» **EXERCISE TASK**:
Filter the entries below, keeping every line that has the word "level".
------
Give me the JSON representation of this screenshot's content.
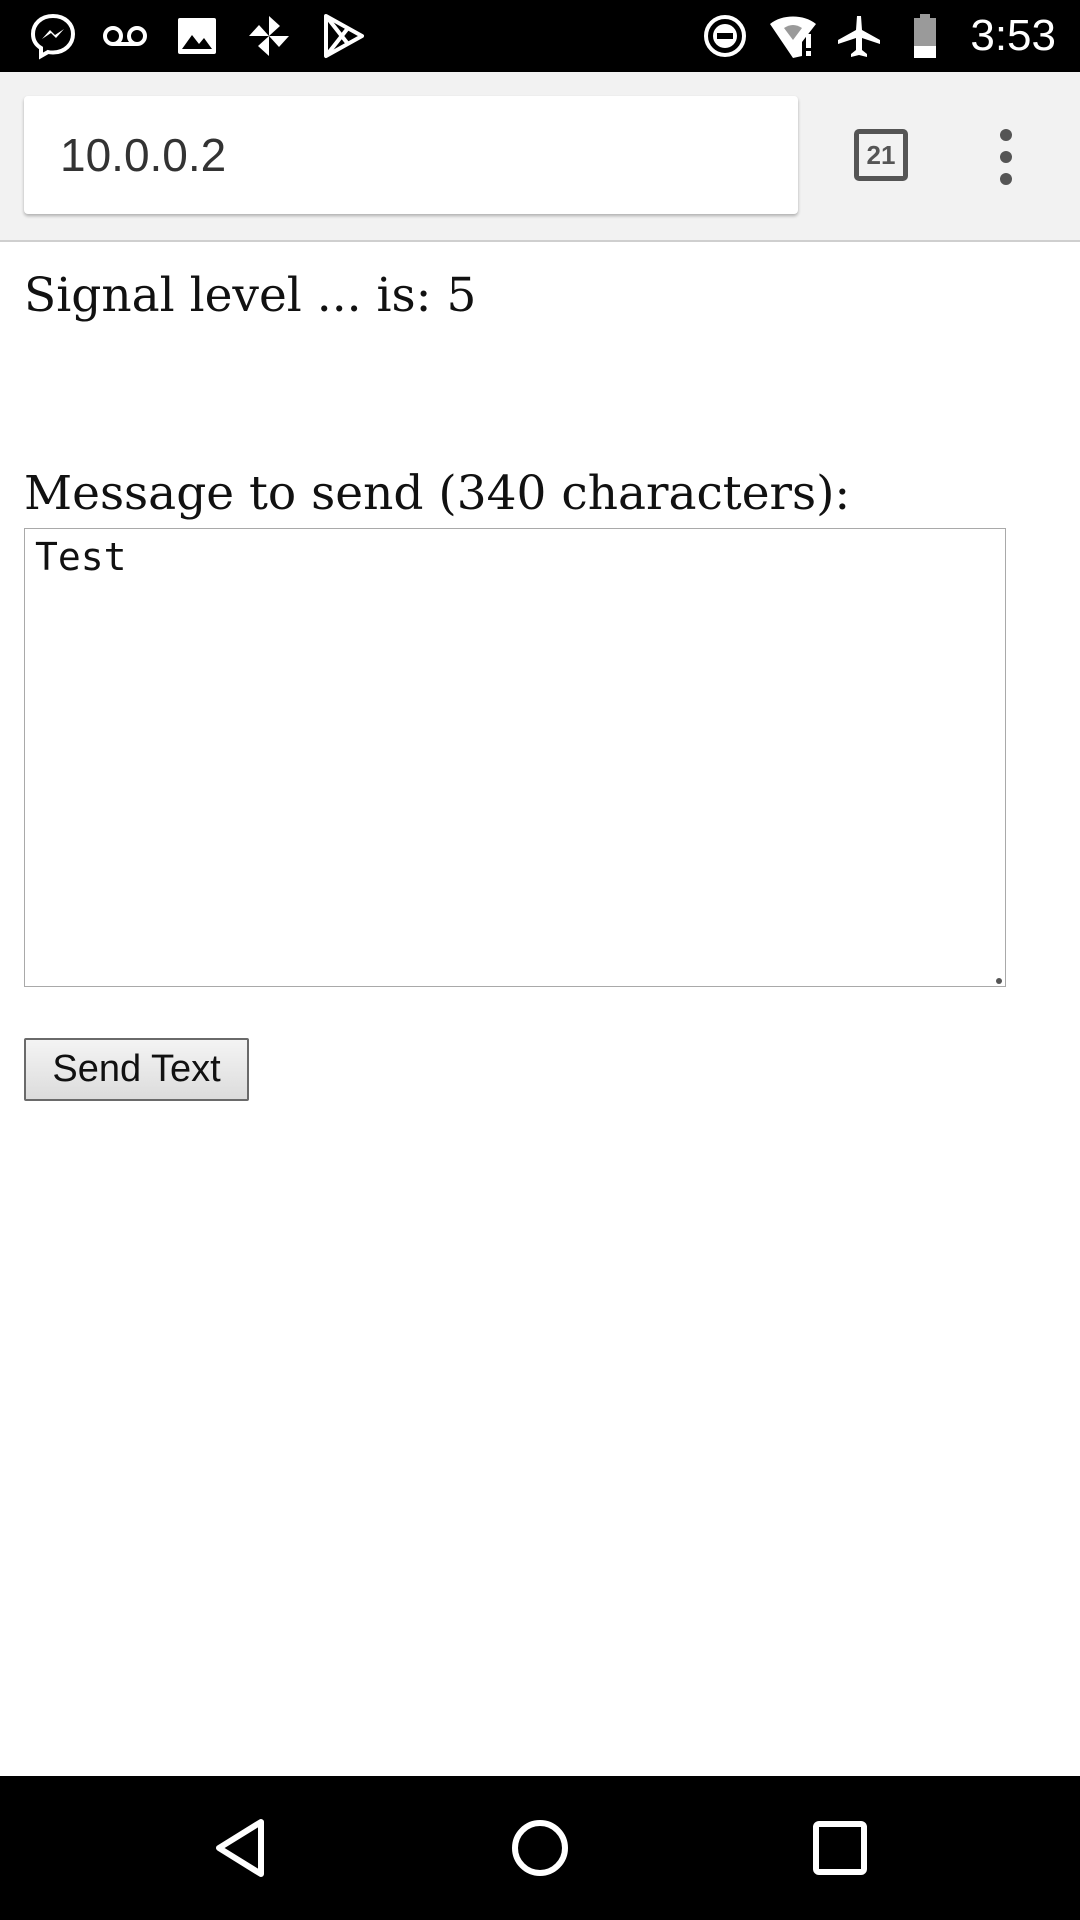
{
  "status_bar": {
    "time": "3:53",
    "left_icons": [
      "messenger-icon",
      "voicemail-icon",
      "image-icon",
      "pinwheel-icon",
      "play-store-icon"
    ],
    "right_icons": [
      "do-not-disturb-icon",
      "wifi-alert-icon",
      "airplane-mode-icon",
      "battery-icon"
    ]
  },
  "browser": {
    "url": "10.0.0.2",
    "tab_count": "21"
  },
  "page": {
    "signal_text": "Signal level ... is: 5",
    "message_label": "Message to send (340 characters):",
    "message_value": "Test",
    "send_button_label": "Send Text"
  },
  "nav_bar": {
    "buttons": [
      "back-icon",
      "home-icon",
      "recents-icon"
    ]
  }
}
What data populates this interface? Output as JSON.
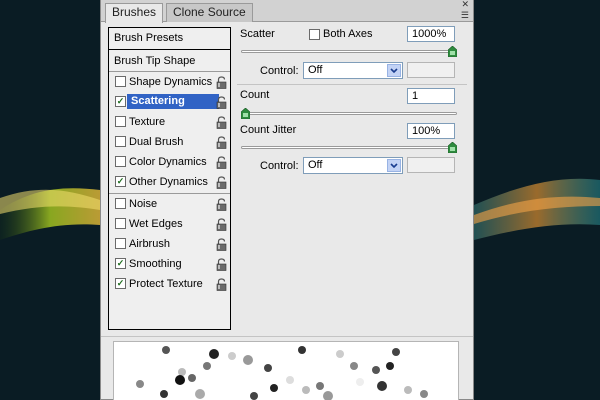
{
  "tabs": [
    {
      "label": "Brushes",
      "active": true
    },
    {
      "label": "Clone Source",
      "active": false
    }
  ],
  "window_controls": {
    "close_glyph": "✕",
    "menu_glyph": "☰"
  },
  "brush_list": {
    "presets": "Brush Presets",
    "tip_shape": "Brush Tip Shape",
    "items": [
      {
        "label": "Shape Dynamics",
        "checked": false,
        "selected": false
      },
      {
        "label": "Scattering",
        "checked": true,
        "selected": true
      },
      {
        "label": "Texture",
        "checked": false,
        "selected": false
      },
      {
        "label": "Dual Brush",
        "checked": false,
        "selected": false
      },
      {
        "label": "Color Dynamics",
        "checked": false,
        "selected": false
      },
      {
        "label": "Other Dynamics",
        "checked": true,
        "selected": false
      }
    ],
    "extras": [
      {
        "label": "Noise",
        "checked": false
      },
      {
        "label": "Wet Edges",
        "checked": false
      },
      {
        "label": "Airbrush",
        "checked": false
      },
      {
        "label": "Smoothing",
        "checked": true
      },
      {
        "label": "Protect Texture",
        "checked": true
      }
    ],
    "check_glyph": "✓"
  },
  "scatter": {
    "label": "Scatter",
    "both_axes_label": "Both Axes",
    "both_axes_checked": false,
    "value": "1000%",
    "slider_fraction": 1.0,
    "control_label": "Control:",
    "control_value": "Off"
  },
  "count": {
    "label": "Count",
    "value": "1",
    "slider_fraction": 0.0
  },
  "count_jitter": {
    "label": "Count Jitter",
    "value": "100%",
    "slider_fraction": 1.0,
    "control_label": "Control:",
    "control_value": "Off"
  },
  "colors": {
    "selection": "#3163c5",
    "check": "#1d6b1d",
    "thumb": "#2e8b3e"
  }
}
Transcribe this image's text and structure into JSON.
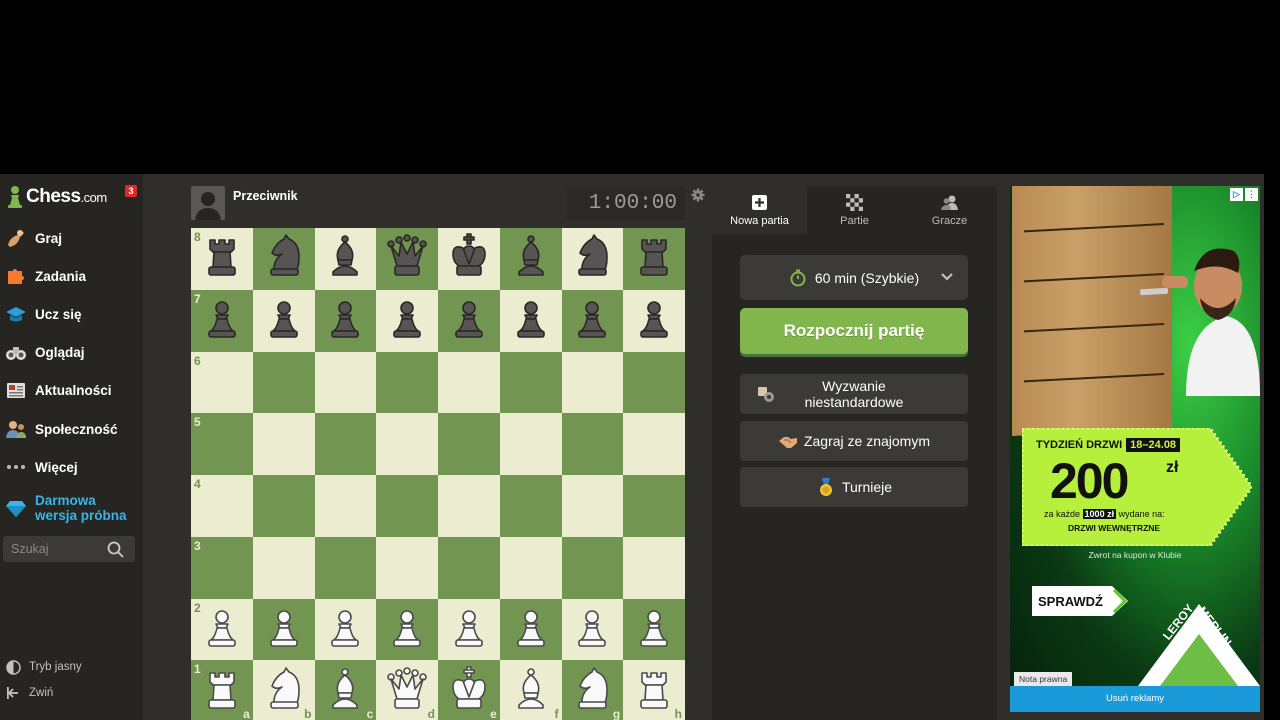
{
  "sidebar": {
    "logo": "Chess",
    "logo_suffix": ".com",
    "notification_count": "3",
    "nav": [
      {
        "label": "Graj",
        "icon": "pawn-hand-icon"
      },
      {
        "label": "Zadania",
        "icon": "puzzle-icon"
      },
      {
        "label": "Ucz się",
        "icon": "graduation-cap-icon"
      },
      {
        "label": "Oglądaj",
        "icon": "binoculars-icon"
      },
      {
        "label": "Aktualności",
        "icon": "newspaper-icon"
      },
      {
        "label": "Społeczność",
        "icon": "community-icon"
      },
      {
        "label": "Więcej",
        "icon": "more-dots-icon"
      }
    ],
    "trial_line1": "Darmowa",
    "trial_line2": "wersja próbna",
    "search_placeholder": "Szukaj",
    "bottom": [
      {
        "label": "Tryb jasny",
        "icon": "contrast-icon"
      },
      {
        "label": "Zwiń",
        "icon": "collapse-icon"
      }
    ]
  },
  "game": {
    "opponent": "Przeciwnik",
    "clock": "1:00:00",
    "files": [
      "a",
      "b",
      "c",
      "d",
      "e",
      "f",
      "g",
      "h"
    ],
    "ranks": [
      "8",
      "7",
      "6",
      "5",
      "4",
      "3",
      "2",
      "1"
    ],
    "position": [
      [
        "bR",
        "bN",
        "bB",
        "bQ",
        "bK",
        "bB",
        "bN",
        "bR"
      ],
      [
        "bP",
        "bP",
        "bP",
        "bP",
        "bP",
        "bP",
        "bP",
        "bP"
      ],
      [
        "",
        "",
        "",
        "",
        "",
        "",
        "",
        ""
      ],
      [
        "",
        "",
        "",
        "",
        "",
        "",
        "",
        ""
      ],
      [
        "",
        "",
        "",
        "",
        "",
        "",
        "",
        ""
      ],
      [
        "",
        "",
        "",
        "",
        "",
        "",
        "",
        ""
      ],
      [
        "wP",
        "wP",
        "wP",
        "wP",
        "wP",
        "wP",
        "wP",
        "wP"
      ],
      [
        "wR",
        "wN",
        "wB",
        "wQ",
        "wK",
        "wB",
        "wN",
        "wR"
      ]
    ]
  },
  "panel": {
    "tabs": [
      {
        "label": "Nowa partia",
        "icon": "plus-square-icon",
        "active": true
      },
      {
        "label": "Partie",
        "icon": "chessboard-icon",
        "active": false
      },
      {
        "label": "Gracze",
        "icon": "players-icon",
        "active": false
      }
    ],
    "time_control": "60 min (Szybkie)",
    "start_label": "Rozpocznij partię",
    "custom_line1": "Wyzwanie",
    "custom_line2": "niestandardowe",
    "friend_label": "Zagraj ze znajomym",
    "tournaments_label": "Turnieje"
  },
  "ad": {
    "week_label": "TYDZIEŃ DRZWI",
    "dates": "18–24.08",
    "amount": "200",
    "currency": "zł",
    "line_prefix": "za każde",
    "line_highlight": "1000 zł",
    "line_suffix": "wydane na:",
    "line2": "DRZWI WEWNĘTRZNE",
    "cashback_note": "Zwrot na kupon w Klubie",
    "cta": "SPRAWDŹ",
    "brand_line1": "LEROY",
    "brand_line2": "MERLIN",
    "legal": "Nota prawna",
    "remove_ads": "Usuń reklamy"
  },
  "colors": {
    "board_light": "#ebecd0",
    "board_dark": "#739552",
    "accent_green": "#81b64c",
    "trial_blue": "#38b5e6"
  }
}
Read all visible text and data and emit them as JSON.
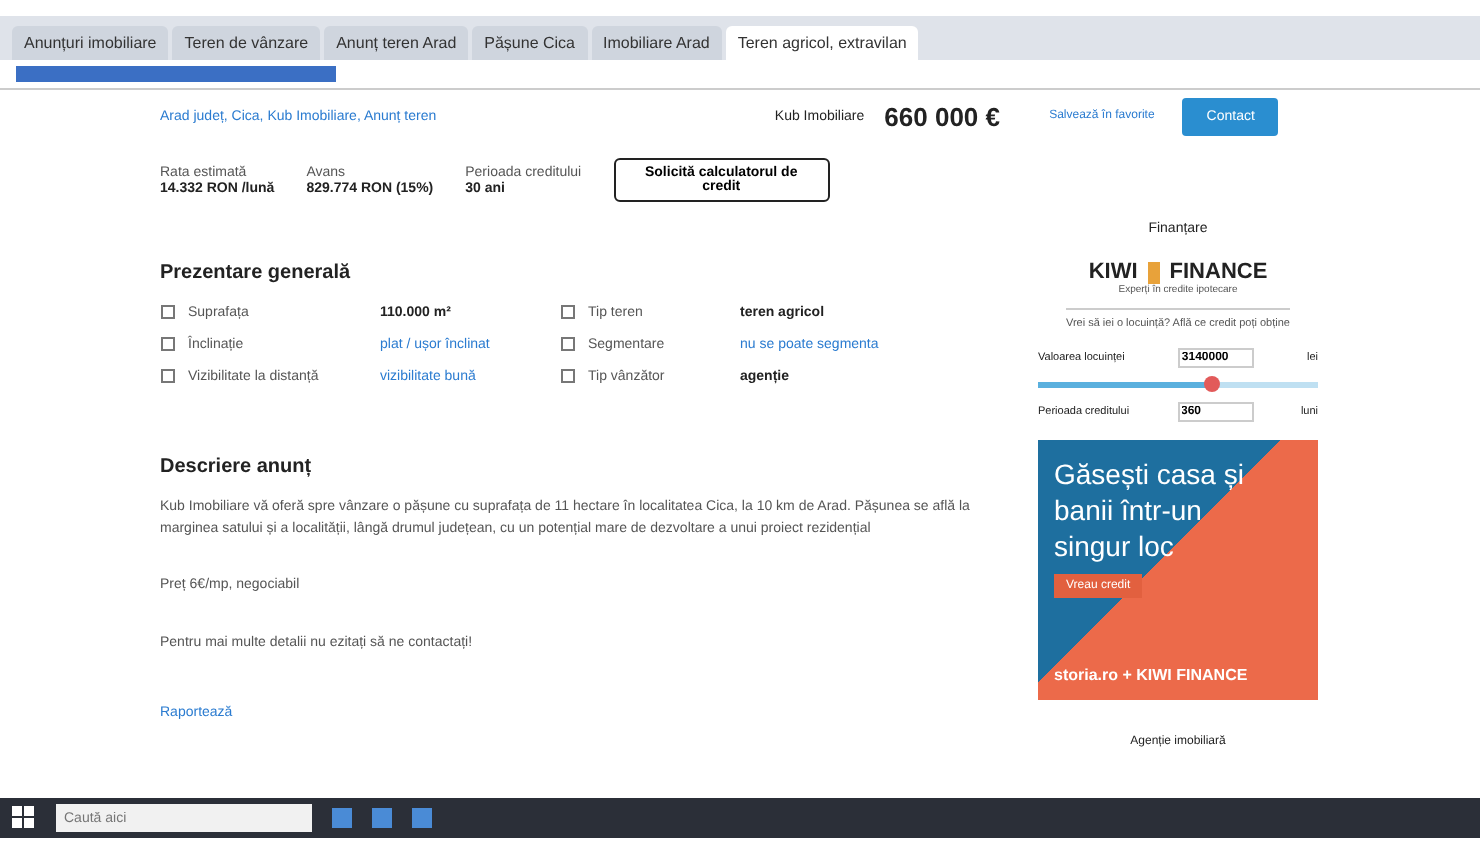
{
  "browser": {
    "tabs": [
      {
        "title": "Anunțuri imobiliare",
        "selected": false
      },
      {
        "title": "Teren de vânzare",
        "selected": false
      },
      {
        "title": "Anunț teren Arad",
        "selected": false
      },
      {
        "title": "Pășune Cica",
        "selected": false
      },
      {
        "title": "Imobiliare Arad",
        "selected": false
      },
      {
        "title": "Teren agricol, extravilan",
        "selected": true
      }
    ]
  },
  "header": {
    "location": "Arad județ, Cica, Kub Imobiliare, Anunț teren",
    "seller": "Kub Imobiliare",
    "price": "660 000 €",
    "save_button": "Salvează în favorite",
    "contact_button": "Contact"
  },
  "credit": [
    {
      "label": "Rata estimată",
      "value": "14.332 RON /lună"
    },
    {
      "label": "Avans",
      "value": "829.774 RON (15%)"
    },
    {
      "label": "Perioada creditului",
      "value": "30 ani"
    }
  ],
  "credit_button": "Solicită calculatorul de credit",
  "overview": {
    "title": "Prezentare generală",
    "items": [
      {
        "label": "Suprafața",
        "value": "110.000 m²",
        "kind": "text"
      },
      {
        "label": "Tip teren",
        "value": "teren agricol",
        "kind": "text"
      },
      {
        "label": "Înclinație",
        "value": "plat / ușor înclinat",
        "kind": "link"
      },
      {
        "label": "Segmentare",
        "value": "nu se poate segmenta",
        "kind": "link"
      },
      {
        "label": "Vizibilitate la distanță",
        "value": "vizibilitate bună",
        "kind": "link"
      },
      {
        "label": "Tip vânzător",
        "value": "agenție",
        "kind": "text"
      }
    ]
  },
  "description": {
    "title": "Descriere anunț",
    "paragraphs": [
      "Kub Imobiliare vă oferă spre vânzare o pășune cu suprafața de 11 hectare în localitatea Cica, la 10 km de Arad. Pășunea se află la marginea satului și a localității, lângă drumul județean, cu un potențial mare de dezvoltare a unui proiect rezidențial",
      "Preț 6€/mp, negociabil",
      "Pentru mai multe detalii nu ezitați să ne contactați!"
    ],
    "link": "Raportează"
  },
  "sidebar": {
    "title": "Finanțare",
    "logo_left": "KIWI",
    "logo_right": "FINANCE",
    "tagline": "Experți în credite ipotecare",
    "question": "Vrei să iei o locuință? Află ce credit poți obține",
    "value_label": "Valoarea locuinței",
    "value": "3140000",
    "value_unit": "lei",
    "slider": {
      "level": 0.62
    },
    "period_label": "Perioada creditului",
    "period": "360",
    "period_unit": "luni",
    "banner": {
      "headline": "Găsești casa și banii într-un singur loc",
      "button": "Vreau credit",
      "footer": "storia.ro + KIWI FINANCE"
    },
    "agency": "Agenție imobiliară"
  },
  "taskbar": {
    "search_placeholder": "Caută aici"
  }
}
------
» **RESULT OF THIS TASK**:
    "signal_text": "Signal level ... is: 5",
      "level": 0.62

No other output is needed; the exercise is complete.